Why Marginal Cost and Cashflow Rule Markets

Why Marginal Cost and Cashflow Rule Markets

On the feed on OyaPay exit, a community member dropped a great line “… businesses don’t usually fold because of lack of capital. They usually fold because of lack of cash flow.” If you have managed a business, no matter how small, you will understand the potency of that line. When people say Cash is King, they do not necessarily mean physical cash in your drawers or cash registers. They mean the capacity to have liquidity through superior cash flow framework.

I will add one line at the other end of it: the most important cost that matters in scaling (online) businesses is marginal cost. (From Wikipedia, in economics, marginal cost is the change in the total cost that arises when the quantity produced is incremented by one unit; that is, it is the cost of producing one more unit of a good.) If you take care of that cost, you will find new markets and territories. Remember, in a perfect internet market, marginal cost is near-zero, meaning that web products tend towards being free. So, if you want to scale and thrive on the web, the marginal cost (practically, your transaction cost and distribution cost) of your product must be close to zero. Sure, I do not expect you to sell at zero!

This is the heart of the freemium model where you get many things free, which is possible because of the aggregation construct, where companies provide those digital products and then create an ecosystem to sell adverts. The firms benefit more than the suppliers by providing the platforms [Facebook makes money for photos supplied by families. Sure you like the Likes]. As shown in the Figure, great companies deliver the near-zero marginal price for high quality product, making it challenging for anyone that carries a non-zero marginal price to compete, exacerbated if the product is even not top-grade. This is one of the biggest challenges digital entrepreneurs face.

Input rows:
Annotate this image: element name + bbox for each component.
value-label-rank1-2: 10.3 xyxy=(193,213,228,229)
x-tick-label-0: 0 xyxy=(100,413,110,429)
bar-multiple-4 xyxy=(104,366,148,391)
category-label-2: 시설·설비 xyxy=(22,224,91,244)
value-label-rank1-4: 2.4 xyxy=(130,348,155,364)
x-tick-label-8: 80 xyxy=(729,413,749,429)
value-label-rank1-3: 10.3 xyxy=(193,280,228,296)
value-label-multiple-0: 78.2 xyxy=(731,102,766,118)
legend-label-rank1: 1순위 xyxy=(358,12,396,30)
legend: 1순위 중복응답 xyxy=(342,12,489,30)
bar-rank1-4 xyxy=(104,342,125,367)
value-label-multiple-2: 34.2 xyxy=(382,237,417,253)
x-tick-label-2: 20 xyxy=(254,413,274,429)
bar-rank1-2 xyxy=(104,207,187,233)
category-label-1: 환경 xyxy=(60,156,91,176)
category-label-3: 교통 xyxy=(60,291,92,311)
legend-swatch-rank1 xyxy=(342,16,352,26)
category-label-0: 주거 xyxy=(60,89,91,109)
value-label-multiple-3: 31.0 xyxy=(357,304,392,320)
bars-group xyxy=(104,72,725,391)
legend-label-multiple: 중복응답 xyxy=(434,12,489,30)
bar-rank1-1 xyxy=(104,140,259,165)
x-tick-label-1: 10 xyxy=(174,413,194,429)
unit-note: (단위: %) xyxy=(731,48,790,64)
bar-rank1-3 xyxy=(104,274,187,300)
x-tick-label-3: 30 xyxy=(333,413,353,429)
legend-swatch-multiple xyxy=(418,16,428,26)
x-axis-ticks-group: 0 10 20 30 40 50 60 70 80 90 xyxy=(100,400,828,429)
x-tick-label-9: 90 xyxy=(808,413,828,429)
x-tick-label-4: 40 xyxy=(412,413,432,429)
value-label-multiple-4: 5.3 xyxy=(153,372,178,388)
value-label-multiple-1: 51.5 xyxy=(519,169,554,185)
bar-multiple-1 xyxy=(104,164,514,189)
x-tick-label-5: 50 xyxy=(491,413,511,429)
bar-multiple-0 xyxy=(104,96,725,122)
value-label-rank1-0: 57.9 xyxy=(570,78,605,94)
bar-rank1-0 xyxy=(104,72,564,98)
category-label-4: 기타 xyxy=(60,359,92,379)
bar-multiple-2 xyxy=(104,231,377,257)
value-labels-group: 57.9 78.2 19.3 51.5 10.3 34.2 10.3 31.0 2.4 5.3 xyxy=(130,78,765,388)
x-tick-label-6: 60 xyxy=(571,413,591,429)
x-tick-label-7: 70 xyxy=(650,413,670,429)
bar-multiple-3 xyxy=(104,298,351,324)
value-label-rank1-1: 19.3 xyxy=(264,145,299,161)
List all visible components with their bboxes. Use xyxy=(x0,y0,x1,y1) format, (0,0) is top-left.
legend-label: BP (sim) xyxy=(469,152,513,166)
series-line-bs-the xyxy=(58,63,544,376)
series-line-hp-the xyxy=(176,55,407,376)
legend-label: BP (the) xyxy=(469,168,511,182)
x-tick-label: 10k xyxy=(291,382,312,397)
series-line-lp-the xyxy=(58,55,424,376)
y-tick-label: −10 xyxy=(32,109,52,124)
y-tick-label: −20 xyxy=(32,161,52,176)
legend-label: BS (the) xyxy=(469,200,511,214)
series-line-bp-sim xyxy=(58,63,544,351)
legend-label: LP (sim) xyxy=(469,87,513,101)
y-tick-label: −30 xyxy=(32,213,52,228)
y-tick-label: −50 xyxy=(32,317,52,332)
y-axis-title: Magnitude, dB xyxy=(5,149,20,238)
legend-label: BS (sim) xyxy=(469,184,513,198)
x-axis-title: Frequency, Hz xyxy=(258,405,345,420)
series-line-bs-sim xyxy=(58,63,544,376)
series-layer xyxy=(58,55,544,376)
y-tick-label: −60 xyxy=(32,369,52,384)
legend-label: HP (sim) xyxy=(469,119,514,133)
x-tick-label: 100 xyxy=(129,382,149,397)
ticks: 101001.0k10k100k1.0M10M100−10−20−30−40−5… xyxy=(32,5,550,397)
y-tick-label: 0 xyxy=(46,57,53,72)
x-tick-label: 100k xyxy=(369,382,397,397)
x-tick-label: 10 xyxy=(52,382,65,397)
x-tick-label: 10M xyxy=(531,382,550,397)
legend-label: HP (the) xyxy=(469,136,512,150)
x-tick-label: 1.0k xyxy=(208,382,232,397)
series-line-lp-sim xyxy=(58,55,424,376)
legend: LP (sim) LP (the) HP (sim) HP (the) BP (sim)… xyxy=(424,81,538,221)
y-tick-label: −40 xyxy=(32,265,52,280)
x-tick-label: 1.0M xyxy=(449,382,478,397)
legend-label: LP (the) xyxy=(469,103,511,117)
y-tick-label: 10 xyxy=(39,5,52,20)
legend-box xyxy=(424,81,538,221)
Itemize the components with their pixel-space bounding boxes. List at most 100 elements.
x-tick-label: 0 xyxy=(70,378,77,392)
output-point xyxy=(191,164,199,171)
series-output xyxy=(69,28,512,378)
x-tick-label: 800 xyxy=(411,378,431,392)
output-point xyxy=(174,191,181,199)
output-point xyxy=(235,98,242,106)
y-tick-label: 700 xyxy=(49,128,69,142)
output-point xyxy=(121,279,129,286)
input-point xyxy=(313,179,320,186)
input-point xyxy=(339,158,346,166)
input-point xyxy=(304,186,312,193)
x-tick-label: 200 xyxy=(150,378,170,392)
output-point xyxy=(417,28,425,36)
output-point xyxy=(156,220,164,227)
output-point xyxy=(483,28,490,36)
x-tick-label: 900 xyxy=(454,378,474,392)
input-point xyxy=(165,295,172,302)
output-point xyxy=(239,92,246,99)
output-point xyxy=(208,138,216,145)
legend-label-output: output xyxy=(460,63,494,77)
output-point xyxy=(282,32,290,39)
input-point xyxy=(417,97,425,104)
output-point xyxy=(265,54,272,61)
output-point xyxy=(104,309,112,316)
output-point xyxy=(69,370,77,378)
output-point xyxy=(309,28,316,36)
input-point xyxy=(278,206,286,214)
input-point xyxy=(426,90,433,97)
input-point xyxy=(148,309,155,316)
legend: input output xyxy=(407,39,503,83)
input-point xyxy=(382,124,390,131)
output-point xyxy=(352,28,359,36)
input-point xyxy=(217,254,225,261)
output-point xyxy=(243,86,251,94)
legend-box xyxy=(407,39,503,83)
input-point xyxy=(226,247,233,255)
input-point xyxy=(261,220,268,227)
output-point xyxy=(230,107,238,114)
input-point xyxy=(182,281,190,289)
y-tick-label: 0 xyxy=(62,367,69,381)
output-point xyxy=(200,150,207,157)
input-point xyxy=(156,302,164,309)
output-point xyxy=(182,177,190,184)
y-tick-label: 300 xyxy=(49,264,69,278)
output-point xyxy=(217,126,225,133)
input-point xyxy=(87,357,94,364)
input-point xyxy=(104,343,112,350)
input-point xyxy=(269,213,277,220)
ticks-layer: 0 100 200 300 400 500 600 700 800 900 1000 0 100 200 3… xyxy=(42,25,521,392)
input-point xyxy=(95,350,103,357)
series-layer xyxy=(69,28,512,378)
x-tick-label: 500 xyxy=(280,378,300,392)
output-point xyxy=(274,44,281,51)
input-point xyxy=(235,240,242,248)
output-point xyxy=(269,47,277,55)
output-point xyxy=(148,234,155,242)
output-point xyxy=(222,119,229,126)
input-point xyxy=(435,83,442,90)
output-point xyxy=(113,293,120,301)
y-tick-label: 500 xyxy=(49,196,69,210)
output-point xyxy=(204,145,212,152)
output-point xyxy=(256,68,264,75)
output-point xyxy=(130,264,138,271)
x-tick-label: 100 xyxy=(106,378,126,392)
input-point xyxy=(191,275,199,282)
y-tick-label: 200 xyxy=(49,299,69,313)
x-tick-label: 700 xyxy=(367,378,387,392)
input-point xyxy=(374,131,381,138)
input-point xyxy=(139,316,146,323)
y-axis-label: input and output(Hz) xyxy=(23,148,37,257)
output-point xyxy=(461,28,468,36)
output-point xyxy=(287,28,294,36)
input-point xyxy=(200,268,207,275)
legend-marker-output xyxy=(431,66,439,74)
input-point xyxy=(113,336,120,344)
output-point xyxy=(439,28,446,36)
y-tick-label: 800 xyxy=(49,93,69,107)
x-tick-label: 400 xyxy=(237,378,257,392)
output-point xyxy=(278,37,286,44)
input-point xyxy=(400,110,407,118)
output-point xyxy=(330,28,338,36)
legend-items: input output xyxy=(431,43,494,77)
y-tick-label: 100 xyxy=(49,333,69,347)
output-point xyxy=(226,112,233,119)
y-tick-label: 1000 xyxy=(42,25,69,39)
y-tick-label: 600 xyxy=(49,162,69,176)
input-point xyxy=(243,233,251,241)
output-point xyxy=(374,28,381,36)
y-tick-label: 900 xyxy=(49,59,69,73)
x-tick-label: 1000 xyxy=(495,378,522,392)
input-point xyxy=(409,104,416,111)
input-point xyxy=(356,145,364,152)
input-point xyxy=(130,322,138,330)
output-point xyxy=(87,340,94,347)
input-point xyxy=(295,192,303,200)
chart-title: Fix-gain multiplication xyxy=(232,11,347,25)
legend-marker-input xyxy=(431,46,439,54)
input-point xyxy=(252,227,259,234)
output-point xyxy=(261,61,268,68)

Work to do:
1 > Set down the passage from "This is the" up to and including "digital entrepreneurs face." in the text on marginal cost and cash flow, unchanged.
2 > Extract the rows from the start of the rows up to and including the line with "legend-swatch-rank1 xyxy=(342,16,352,26)", and repeat them unchanged.

Responses for each task:
1 >
This is the heart of the freemium model where you get many things free, which is possible because of the aggregation construct, where companies provide those digital products and then create an ecosystem to sell adverts. The firms benefit more than the suppliers by providing the platforms [Facebook makes money for photos supplied by families. Sure you like the Likes]. As shown in the Figure, great companies deliver the near-zero marginal price for high quality product, making it challenging for anyone that carries a non-zero marginal price to compete, exacerbated if the product is even not top-grade. This is one of the biggest challenges digital entrepreneurs face.

2 >
Annotate this image: element name + bbox for each component.
value-label-rank1-2: 10.3 xyxy=(193,213,228,229)
x-tick-label-0: 0 xyxy=(100,413,110,429)
bar-multiple-4 xyxy=(104,366,148,391)
category-label-2: 시설·설비 xyxy=(22,224,91,244)
value-label-rank1-4: 2.4 xyxy=(130,348,155,364)
x-tick-label-8: 80 xyxy=(729,413,749,429)
value-label-rank1-3: 10.3 xyxy=(193,280,228,296)
value-label-multiple-0: 78.2 xyxy=(731,102,766,118)
legend-label-rank1: 1순위 xyxy=(358,12,396,30)
legend: 1순위 중복응답 xyxy=(342,12,489,30)
bar-rank1-4 xyxy=(104,342,125,367)
value-label-multiple-2: 34.2 xyxy=(382,237,417,253)
x-tick-label-2: 20 xyxy=(254,413,274,429)
bar-rank1-2 xyxy=(104,207,187,233)
category-label-1: 환경 xyxy=(60,156,91,176)
category-label-3: 교통 xyxy=(60,291,92,311)
legend-swatch-rank1 xyxy=(342,16,352,26)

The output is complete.